> **TASK**
Write the material out again in full, exactly.
----------------------------------------
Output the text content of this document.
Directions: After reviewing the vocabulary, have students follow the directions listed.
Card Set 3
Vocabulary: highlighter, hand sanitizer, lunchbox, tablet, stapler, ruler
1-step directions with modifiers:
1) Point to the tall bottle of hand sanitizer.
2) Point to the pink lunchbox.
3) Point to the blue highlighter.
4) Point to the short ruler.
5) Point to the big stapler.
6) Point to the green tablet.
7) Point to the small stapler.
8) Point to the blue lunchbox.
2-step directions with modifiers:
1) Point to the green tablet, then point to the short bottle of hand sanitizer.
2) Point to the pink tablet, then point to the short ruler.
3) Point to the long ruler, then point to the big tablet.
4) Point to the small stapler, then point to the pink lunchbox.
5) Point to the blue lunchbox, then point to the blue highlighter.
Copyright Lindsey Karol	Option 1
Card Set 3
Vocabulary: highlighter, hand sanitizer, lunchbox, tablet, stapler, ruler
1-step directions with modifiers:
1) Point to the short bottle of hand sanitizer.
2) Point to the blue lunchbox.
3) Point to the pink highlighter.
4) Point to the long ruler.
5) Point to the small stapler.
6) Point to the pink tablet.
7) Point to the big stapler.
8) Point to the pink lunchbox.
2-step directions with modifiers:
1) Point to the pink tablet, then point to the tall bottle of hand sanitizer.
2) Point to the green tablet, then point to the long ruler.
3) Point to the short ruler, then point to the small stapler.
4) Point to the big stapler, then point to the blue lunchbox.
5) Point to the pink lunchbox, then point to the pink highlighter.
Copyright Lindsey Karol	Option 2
----------------------------------------
> **WRITTEN REPLY**
Output the text content of this document.
Directions: After reviewing the vocabulary, have students follow the directions listed.
Card Set 3
Vocabulary: highlighter, hand sanitizer, lunchbox, tablet, stapler, ruler
1-step directions with modifiers:
1) Point to the tall bottle of hand sanitizer.
2) Point to the pink lunchbox.
3) Point to the blue highlighter.
4) Point to the short ruler.
5) Point to the big stapler.
6) Point to the green tablet.
7) Point to the small stapler.
8) Point to the blue lunchbox.
2-step directions with modifiers:
1) Point to the green tablet, then point to the short bottle of hand sanitizer.
2) Point to the pink tablet, then point to the short ruler.
3) Point to the long ruler, then point to the big tablet.
4) Point to the small stapler, then point to the pink lunchbox.
5) Point to the blue lunchbox, then point to the blue highlighter.
Copyright Lindsey Karol	Option 1
Card Set 3
Vocabulary: highlighter, hand sanitizer, lunchbox, tablet, stapler, ruler
1-step directions with modifiers:
1) Point to the short bottle of hand sanitizer.
2) Point to the blue lunchbox.
3) Point to the pink highlighter.
4) Point to the long ruler.
5) Point to the small stapler.
6) Point to the pink tablet.
7) Point to the big stapler.
8) Point to the pink lunchbox.
2-step directions with modifiers:
1) Point to the pink tablet, then point to the tall bottle of hand sanitizer.
2) Point to the green tablet, then point to the long ruler.
3) Point to the short ruler, then point to the small stapler.
4) Point to the big stapler, then point to the blue lunchbox.
5) Point to the pink lunchbox, then point to the pink highlighter.
Copyright Lindsey Karol	Option 2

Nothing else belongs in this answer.